**ITEMS**

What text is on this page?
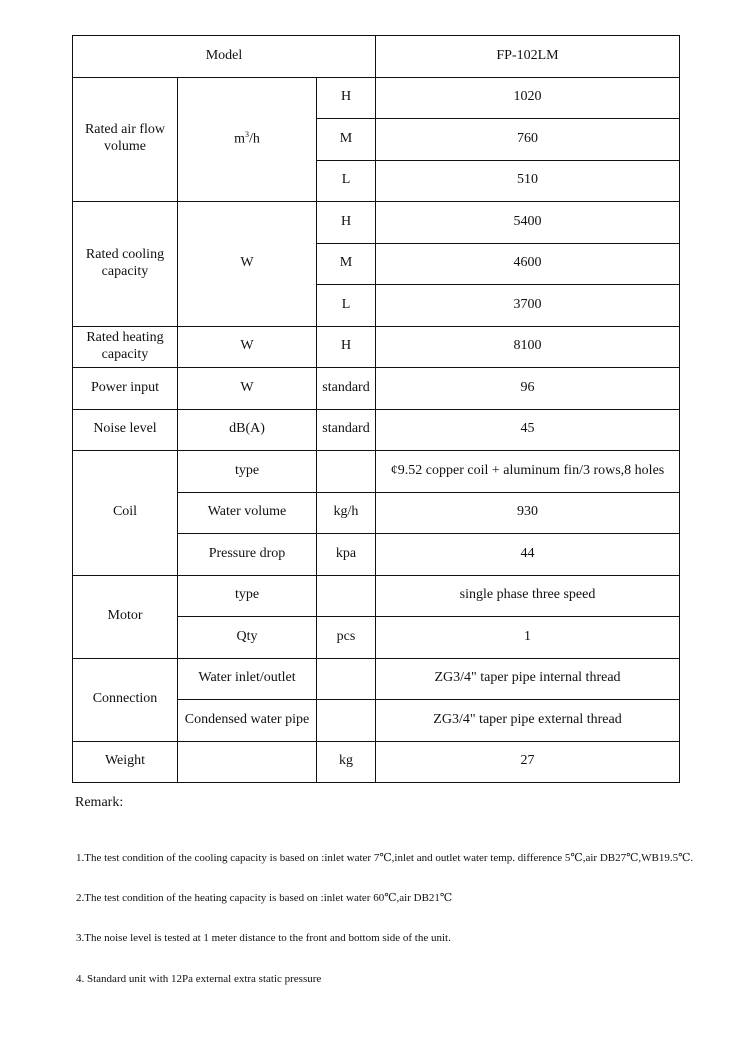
Model			FP-102LM
Rated air flow volume	$m^3/h$	H	1020
		M	760
		L	510
Rated cooling capacity	W	H	5400
		M	4600
		L	3700
Rated heating capacity	W	H	8100
Power input	W	standard	96
Noise level	dB(A)	standard	45
Coil	type		¢9.52 copper coil + aluminum fin/3 rows,8 holes
	Water volume	kg/h	930
	Pressure drop	kpa	44
Motor	type		single phase three speed
	Qty	pcs	1
Connection	Water inlet/outlet		ZG3/4" taper pipe internal thread
	Condensed water pipe		ZG3/4" taper pipe external thread
Weight		kg	27
Remark:
1.The test condition of the cooling capacity is based on :inlet water 7℃,inlet and outlet water temp. difference 5℃,air DB27℃,WB19.5℃.
2.The test condition of the heating capacity is based on :inlet water 60℃,air DB21℃
3.The noise level is tested at 1 meter distance to the front and bottom side of the unit.
4. Standard unit with 12Pa external extra static pressure
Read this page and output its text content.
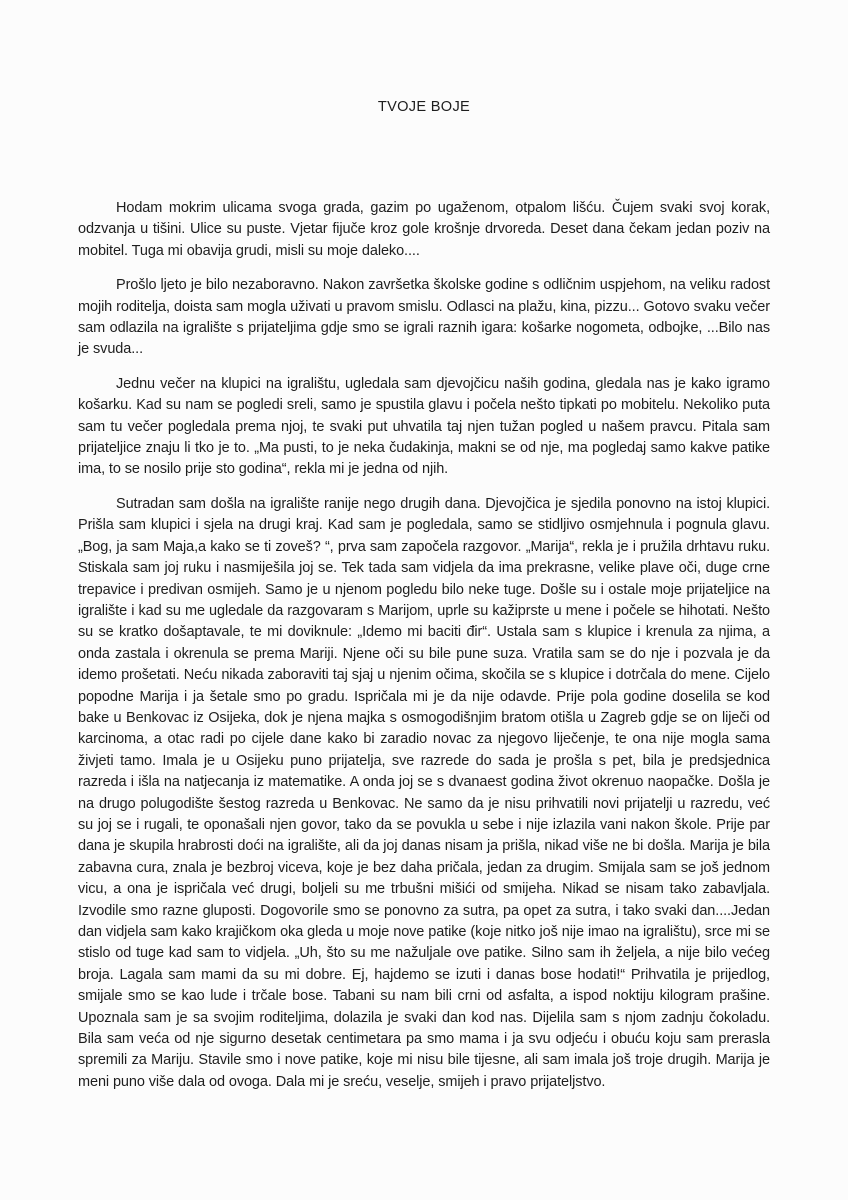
TVOJE BOJE

Hodam mokrim ulicama svoga grada, gazim po ugaženom, otpalom lišću. Čujem svaki svoj korak, odzvanja u tišini. Ulice su puste. Vjetar fijuče kroz gole krošnje drvoreda. Deset dana čekam jedan poziv na mobitel. Tuga mi obavija grudi, misli su moje daleko....

Prošlo ljeto je bilo nezaboravno. Nakon završetka školske godine s odličnim uspjehom, na veliku radost mojih roditelja, doista sam mogla uživati u pravom smislu. Odlasci na plažu, kina, pizzu... Gotovo svaku večer sam odlazila na igralište s prijateljima gdje smo se igrali raznih igara: košarke nogometa, odbojke, ...Bilo nas je svuda...

Jednu večer na klupici na igralištu, ugledala sam djevojčicu naših godina, gledala nas je kako igramo košarku. Kad su nam se pogledi sreli, samo je spustila glavu i počela nešto tipkati po mobitelu. Nekoliko puta sam tu večer pogledala prema njoj, te svaki put uhvatila taj njen tužan pogled u našem pravcu. Pitala sam prijateljice znaju li tko je to. „Ma pusti, to je neka čudakinja, makni se od nje, ma pogledaj samo kakve patike ima, to se nosilo prije sto godina“, rekla mi je jedna od njih.

Sutradan sam došla na igralište ranije nego drugih dana. Djevojčica je sjedila ponovno na istoj klupici. Prišla sam klupici i sjela na drugi kraj. Kad sam je pogledala, samo se stidljivo osmjehnula i pognula glavu. „Bog, ja sam Maja,a kako se ti zoveš? “, prva sam započela razgovor. „Marija“, rekla je i pružila drhtavu ruku. Stiskala sam joj ruku i nasmiješila joj se. Tek tada sam vidjela da ima prekrasne, velike plave oči, duge crne trepavice i predivan osmijeh. Samo je u njenom pogledu bilo neke tuge. Došle su i ostale moje prijateljice na igralište i kad su me ugledale da razgovaram s Marijom, uprle su kažiprste u mene i počele se hihotati. Nešto su se kratko došaptavale, te mi doviknule: „Idemo mi baciti đir“. Ustala sam s klupice i krenula za njima, a onda zastala i okrenula se prema Mariji. Njene oči su bile pune suza. Vratila sam se do nje i pozvala je da idemo prošetati. Neću nikada zaboraviti taj sjaj u njenim očima, skočila se s klupice i dotrčala do mene. Cijelo popodne Marija i ja šetale smo po gradu. Ispričala mi je da nije odavde. Prije pola godine doselila se kod bake u Benkovac iz Osijeka, dok je njena majka s osmogodišnjim bratom otišla u Zagreb gdje se on liječi od karcinoma, a otac radi po cijele dane kako bi zaradio novac za njegovo liječenje, te ona nije mogla sama živjeti tamo. Imala je u Osijeku puno prijatelja, sve razrede do sada je prošla s pet, bila je predsjednica razreda i išla na natjecanja iz matematike. A onda joj se s dvanaest godina život okrenuo naopačke. Došla je na drugo polugodište šestog razreda u Benkovac. Ne samo da je nisu prihvatili novi prijatelji u razredu, već su joj se i rugali, te oponašali njen govor, tako da se povukla u sebe i nije izlazila vani nakon škole. Prije par dana je skupila hrabrosti doći na igralište, ali da joj danas nisam ja prišla, nikad više ne bi došla. Marija je bila zabavna cura, znala je bezbroj viceva, koje je bez daha pričala, jedan za drugim. Smijala sam se još jednom vicu, a ona je ispričala već drugi, boljeli su me trbušni mišići od smijeha. Nikad se nisam tako zabavljala. Izvodile smo razne gluposti. Dogovorile smo se ponovno za sutra, pa opet za sutra, i tako svaki dan....Jedan dan vidjela sam kako krajičkom oka gleda u moje nove patike (koje nitko još nije imao na igralištu), srce mi se stislo od tuge kad sam to vidjela. „Uh, što su me nažuljale ove patike. Silno sam ih željela, a nije bilo većeg broja. Lagala sam mami da su mi dobre. Ej, hajdemo se izuti i danas bose hodati!“ Prihvatila je prijedlog, smijale smo se kao lude i trčale bose. Tabani su nam bili crni od asfalta, a ispod noktiju kilogram prašine. Upoznala sam je sa svojim roditeljima, dolazila je svaki dan kod nas. Dijelila sam s njom zadnju čokoladu. Bila sam veća od nje sigurno desetak centimetara pa smo mama i ja svu odjeću i obuću koju sam prerasla spremili za Mariju. Stavile smo i nove patike, koje mi nisu bile tijesne, ali sam imala još troje drugih. Marija je meni puno više dala od ovoga. Dala mi je sreću, veselje, smijeh i pravo prijateljstvo.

**PROBLEM**
All of the entries above should be duplicated exactly, except for the pictures.

**CORRECT RESULT**
What text is on this page?
Model			FP-102LM
Rated air flow volume	$m^3/h$	H	1020
		M	760
		L	510
Rated cooling capacity	W	H	5400
		M	4600
		L	3700
Rated heating capacity	W	H	8100
Power input	W	standard	96
Noise level	dB(A)	standard	45
Coil	type		¢9.52 copper coil + aluminum fin/3 rows,8 holes
	Water volume	kg/h	930
	Pressure drop	kpa	44
Motor	type		single phase three speed
	Qty	pcs	1
Connection	Water inlet/outlet		ZG3/4" taper pipe internal thread
	Condensed water pipe		ZG3/4" taper pipe external thread
Weight		kg	27
Remark:
1.The test condition of the cooling capacity is based on :inlet water 7℃,inlet and outlet water temp. difference 5℃,air DB27℃,WB19.5℃.
2.The test condition of the heating capacity is based on :inlet water 60℃,air DB21℃
3.The noise level is tested at 1 meter distance to the front and bottom side of the unit.
4. Standard unit with 12Pa external extra static pressure
Read this page and output its text content.
TVOJE BOJE

Hodam mokrim ulicama svoga grada, gazim po ugaženom, otpalom lišću. Čujem svaki svoj korak, odzvanja u tišini. Ulice su puste. Vjetar fijuče kroz gole krošnje drvoreda. Deset dana čekam jedan poziv na mobitel. Tuga mi obavija grudi, misli su moje daleko....

Prošlo ljeto je bilo nezaboravno. Nakon završetka školske godine s odličnim uspjehom, na veliku radost mojih roditelja, doista sam mogla uživati u pravom smislu. Odlasci na plažu, kina, pizzu... Gotovo svaku večer sam odlazila na igralište s prijateljima gdje smo se igrali raznih igara: košarke nogometa, odbojke, ...Bilo nas je svuda...

Jednu večer na klupici na igralištu, ugledala sam djevojčicu naših godina, gledala nas je kako igramo košarku. Kad su nam se pogledi sreli, samo je spustila glavu i počela nešto tipkati po mobitelu. Nekoliko puta sam tu večer pogledala prema njoj, te svaki put uhvatila taj njen tužan pogled u našem pravcu. Pitala sam prijateljice znaju li tko je to. „Ma pusti, to je neka čudakinja, makni se od nje, ma pogledaj samo kakve patike ima, to se nosilo prije sto godina“, rekla mi je jedna od njih.

Sutradan sam došla na igralište ranije nego drugih dana. Djevojčica je sjedila ponovno na istoj klupici. Prišla sam klupici i sjela na drugi kraj. Kad sam je pogledala, samo se stidljivo osmjehnula i pognula glavu. „Bog, ja sam Maja,a kako se ti zoveš? “, prva sam započela razgovor. „Marija“, rekla je i pružila drhtavu ruku. Stiskala sam joj ruku i nasmiješila joj se. Tek tada sam vidjela da ima prekrasne, velike plave oči, duge crne trepavice i predivan osmijeh. Samo je u njenom pogledu bilo neke tuge. Došle su i ostale moje prijateljice na igralište i kad su me ugledale da razgovaram s Marijom, uprle su kažiprste u mene i počele se hihotati. Nešto su se kratko došaptavale, te mi doviknule: „Idemo mi baciti đir“. Ustala sam s klupice i krenula za njima, a onda zastala i okrenula se prema Mariji. Njene oči su bile pune suza. Vratila sam se do nje i pozvala je da idemo prošetati. Neću nikada zaboraviti taj sjaj u njenim očima, skočila se s klupice i dotrčala do mene. Cijelo popodne Marija i ja šetale smo po gradu. Ispričala mi je da nije odavde. Prije pola godine doselila se kod bake u Benkovac iz Osijeka, dok je njena majka s osmogodišnjim bratom otišla u Zagreb gdje se on liječi od karcinoma, a otac radi po cijele dane kako bi zaradio novac za njegovo liječenje, te ona nije mogla sama živjeti tamo. Imala je u Osijeku puno prijatelja, sve razrede do sada je prošla s pet, bila je predsjednica razreda i išla na natjecanja iz matematike. A onda joj se s dvanaest godina život okrenuo naopačke. Došla je na drugo polugodište šestog razreda u Benkovac. Ne samo da je nisu prihvatili novi prijatelji u razredu, već su joj se i rugali, te oponašali njen govor, tako da se povukla u sebe i nije izlazila vani nakon škole. Prije par dana je skupila hrabrosti doći na igralište, ali da joj danas nisam ja prišla, nikad više ne bi došla. Marija je bila zabavna cura, znala je bezbroj viceva, koje je bez daha pričala, jedan za drugim. Smijala sam se još jednom vicu, a ona je ispričala već drugi, boljeli su me trbušni mišići od smijeha. Nikad se nisam tako zabavljala. Izvodile smo razne gluposti. Dogovorile smo se ponovno za sutra, pa opet za sutra, i tako svaki dan....Jedan dan vidjela sam kako krajičkom oka gleda u moje nove patike (koje nitko još nije imao na igralištu), srce mi se stislo od tuge kad sam to vidjela. „Uh, što su me nažuljale ove patike. Silno sam ih željela, a nije bilo većeg broja. Lagala sam mami da su mi dobre. Ej, hajdemo se izuti i danas bose hodati!“ Prihvatila je prijedlog, smijale smo se kao lude i trčale bose. Tabani su nam bili crni od asfalta, a ispod noktiju kilogram prašine. Upoznala sam je sa svojim roditeljima, dolazila je svaki dan kod nas. Dijelila sam s njom zadnju čokoladu. Bila sam veća od nje sigurno desetak centimetara pa smo mama i ja svu odjeću i obuću koju sam prerasla spremili za Mariju. Stavile smo i nove patike, koje mi nisu bile tijesne, ali sam imala još troje drugih. Marija je meni puno više dala od ovoga. Dala mi je sreću, veselje, smijeh i pravo prijateljstvo.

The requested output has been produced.